[Entries taken from a collection]
-- -- --

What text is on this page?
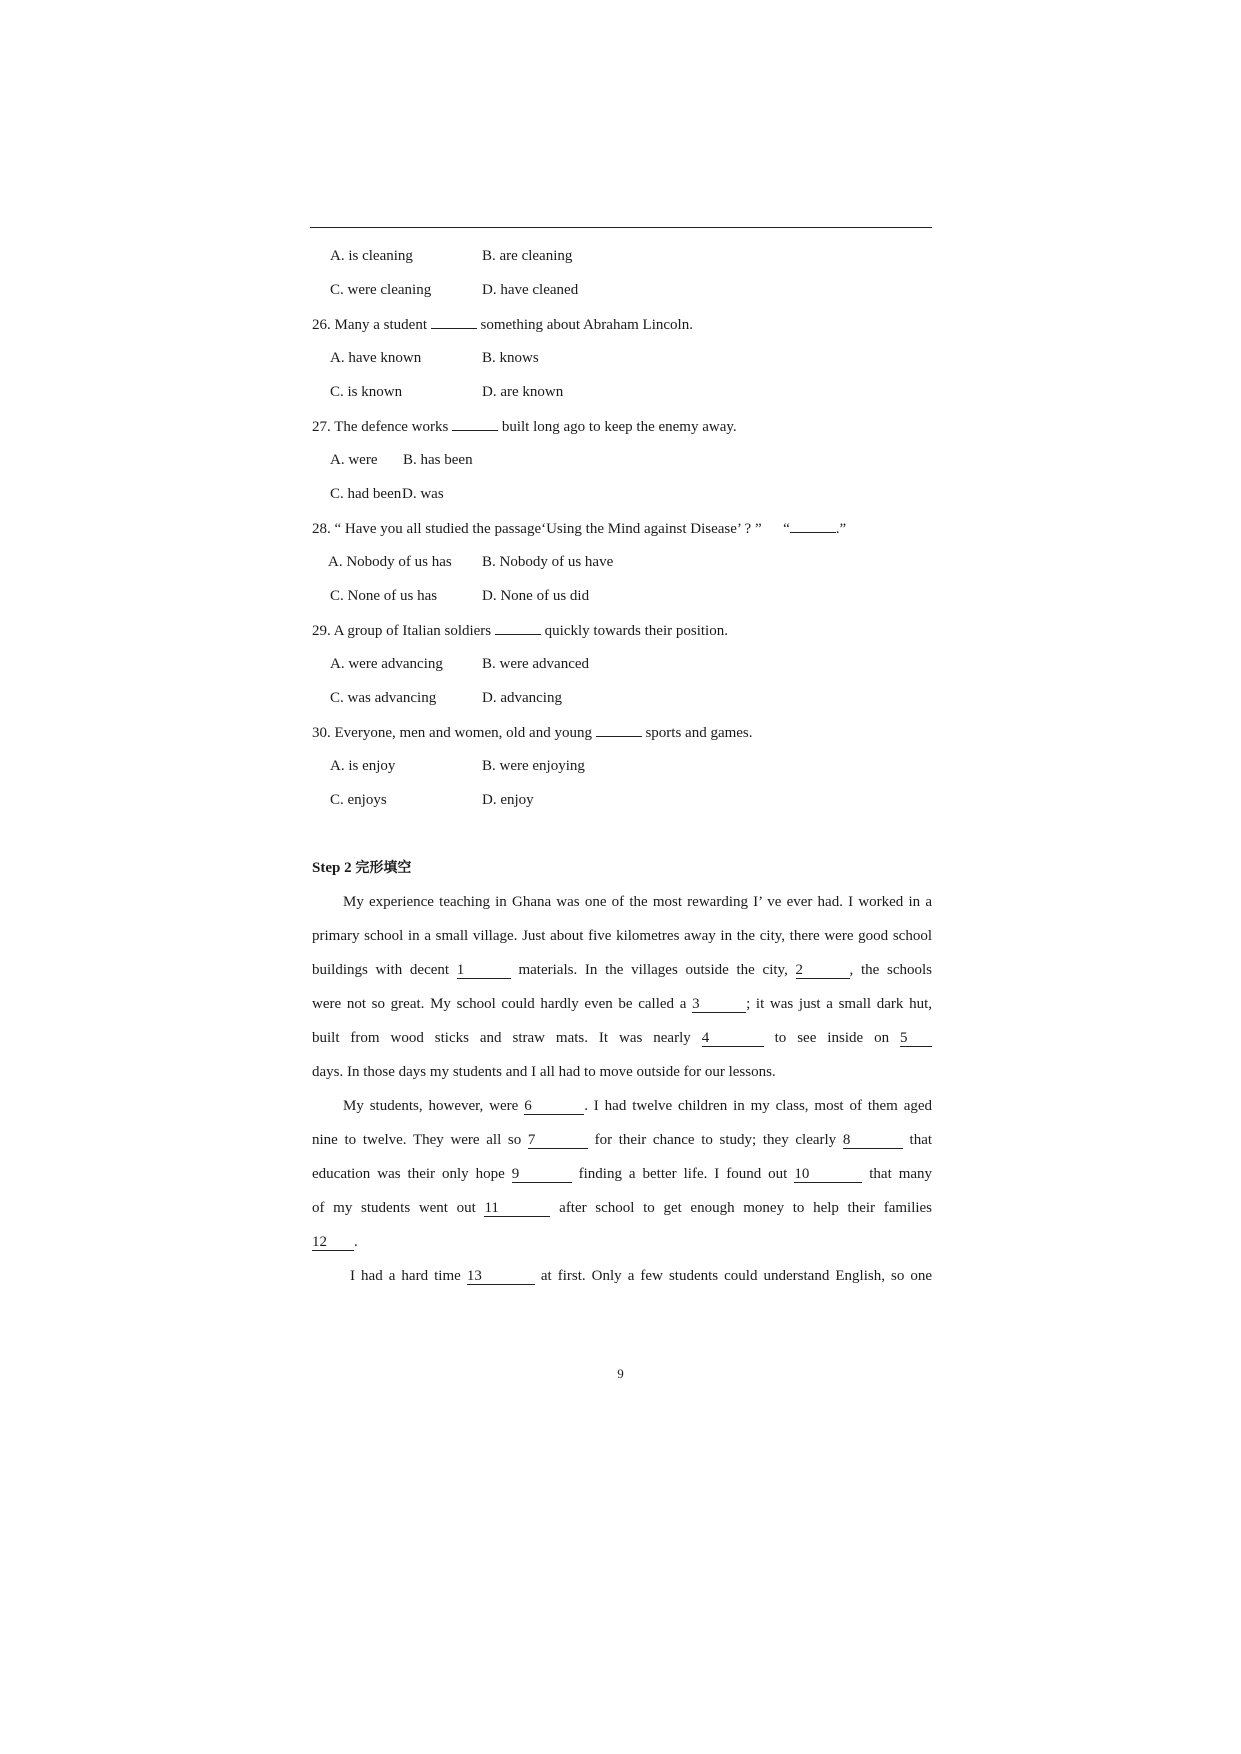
A. is cleaning	B. are cleaning
C. were cleaning	D. have cleaned
26. Many a student	something about Abraham Lincoln.
A. have known	B. knows
C. is known	D. are known
27. The defence works	built long ago to keep the enemy away.
A. were B. has been
C. had been D. was
28. “ Have you all studied the passage‘Using the Mind against Disease’ ? ” “	.”
A. Nobody of us has B. Nobody of us have
C. None of us has	D. None of us did
29. A group of Italian soldiers	quickly towards their position.
A. were advancing	B. were advanced
C. was advancing	D. advancing
30. Everyone, men and women, old and young	sports and games.
A. is enjoy	B. were enjoying
C. enjoys	D. enjoy
Step 2 完形填空
My experience teaching in Ghana was one of the most rewarding I’ ve ever had. I worked in a
primary school in a small village. Just about five kilometres away in the city, there were good school
buildings with decent 1	materials. In the villages outside the city, 2	, the schools
were not so great. My school could hardly even be called a 3	; it was just a small dark hut,
built from wood sticks and straw mats. It was nearly 4	to see inside on 5
days. In those days my students and I all had to move outside for our lessons.
My students, however, were 6	. I had twelve children in my class, most of them aged
nine to twelve. They were all so 7	for their chance to study; they clearly 8	that
education was their only hope 9	finding a better life. I found out 10	that many
of my students went out 11	after school to get enough money to help their families
12 .
I had a hard time 13	at first. Only a few students could understand English, so one
9
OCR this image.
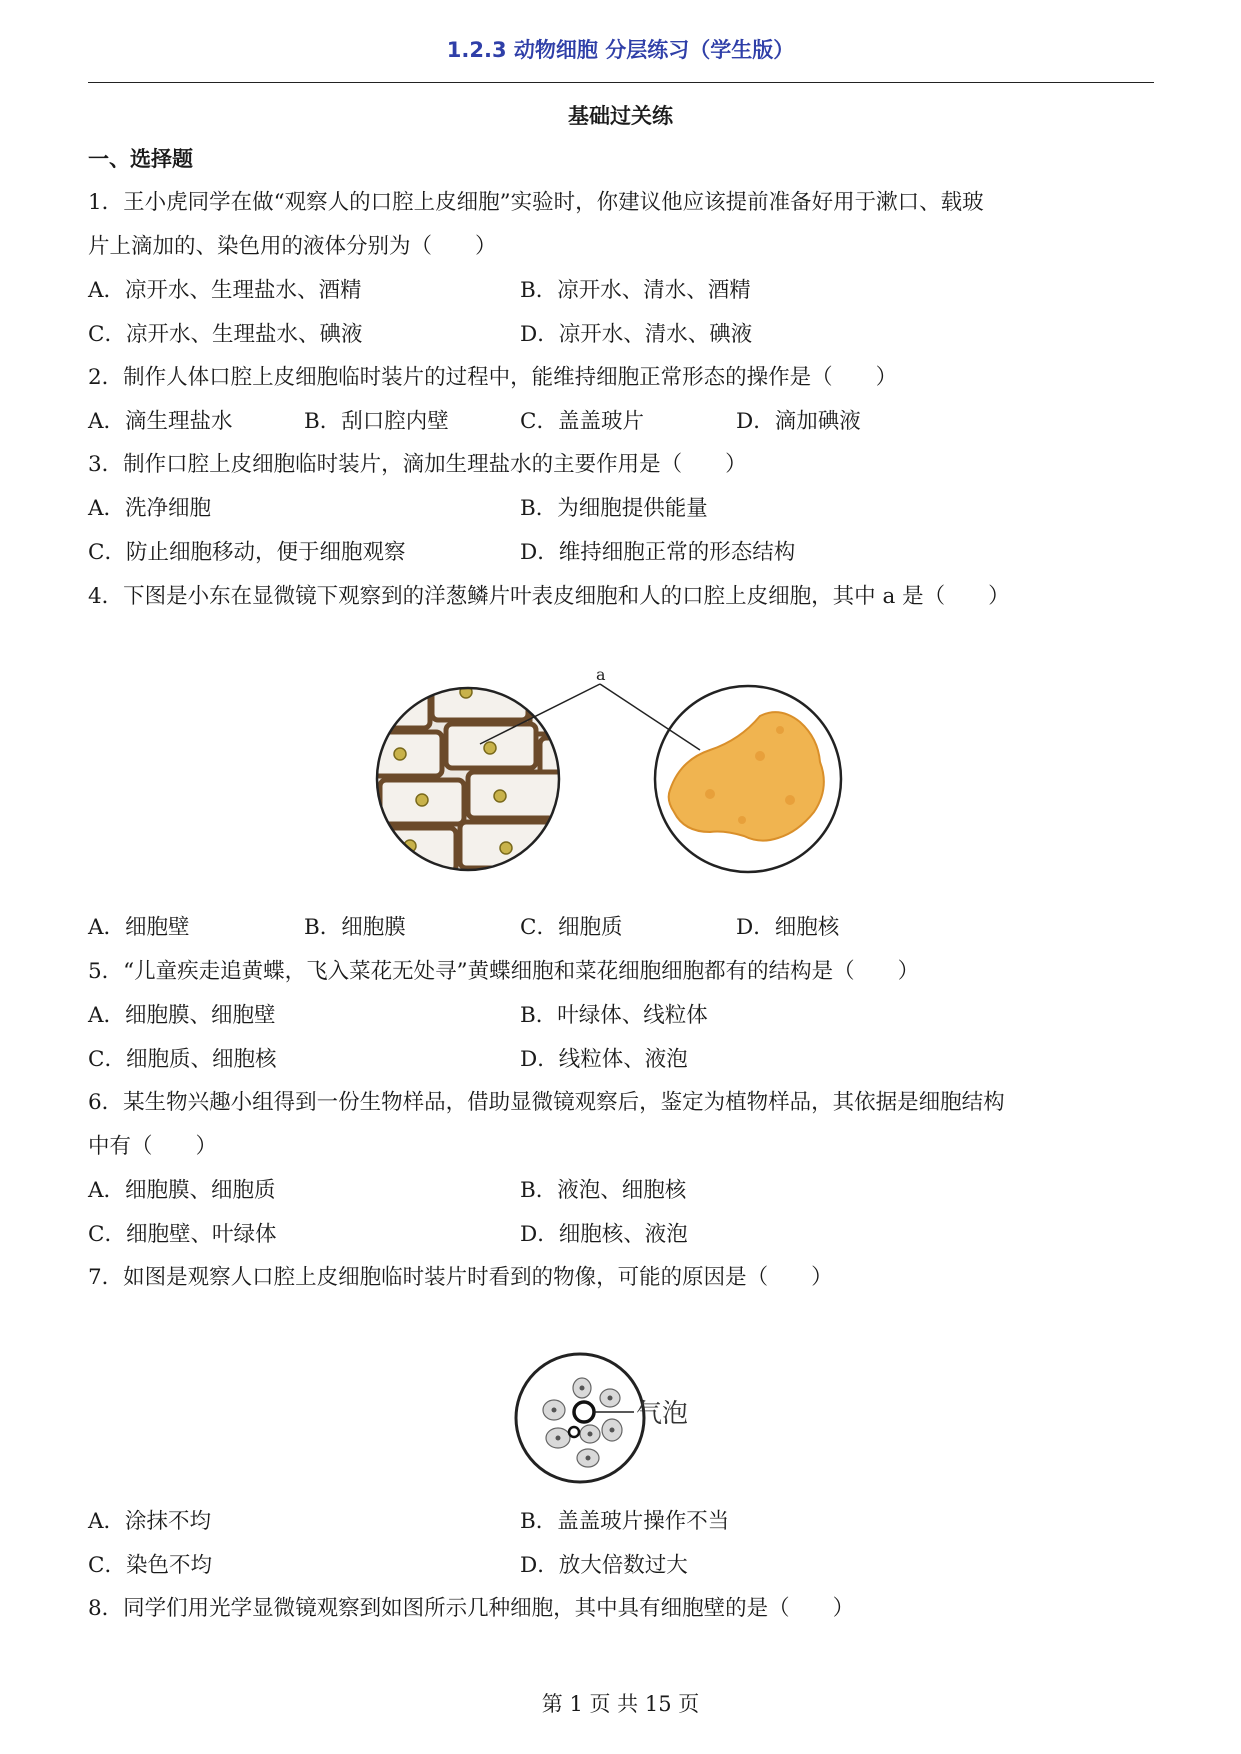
1.2.3 动物细胞 分层练习（学生版）
基础过关练
一、选择题
1．王小虎同学在做“观察人的口腔上皮细胞”实验时，你建议他应该提前准备好用于漱口、载玻
片上滴加的、染色用的液体分别为（　　）
A．凉开水、生理盐水、酒精	B．凉开水、清水、酒精
C．凉开水、生理盐水、碘液	D．凉开水、清水、碘液
2．制作人体口腔上皮细胞临时装片的过程中，能维持细胞正常形态的操作是（　　）
A．滴生理盐水	B．刮口腔内壁	C．盖盖玻片	D．滴加碘液
3．制作口腔上皮细胞临时装片，滴加生理盐水的主要作用是（　　）
A．洗净细胞	B．为细胞提供能量
C．防止细胞移动，便于细胞观察	D．维持细胞正常的形态结构
4．下图是小东在显微镜下观察到的洋葱鳞片叶表皮细胞和人的口腔上皮细胞，其中 a 是（　　）
a
A．细胞壁	B．细胞膜	C．细胞质	D．细胞核
5．“儿童疾走追黄蝶，飞入菜花无处寻”黄蝶细胞和菜花细胞细胞都有的结构是（　　）
A．细胞膜、细胞壁	B．叶绿体、线粒体
C．细胞质、细胞核	D．线粒体、液泡
6．某生物兴趣小组得到一份生物样品，借助显微镜观察后，鉴定为植物样品，其依据是细胞结构
中有（　　）
A．细胞膜、细胞质	B．液泡、细胞核
C．细胞壁、叶绿体	D．细胞核、液泡
7．如图是观察人口腔上皮细胞临时装片时看到的物像，可能的原因是（　　）
气泡
A．涂抹不均	B．盖盖玻片操作不当
C．染色不均	D．放大倍数过大
8．同学们用光学显微镜观察到如图所示几种细胞，其中具有细胞壁的是（　　）
第 1 页 共 15 页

-- -- --

Requirements — Select and copy every line of the listing with the word "outside".

Solution to this problem —
buildings with decent 1	materials. In the villages outside the city, 2	, the schools
days. In those days my students and I all had to move outside for our lessons.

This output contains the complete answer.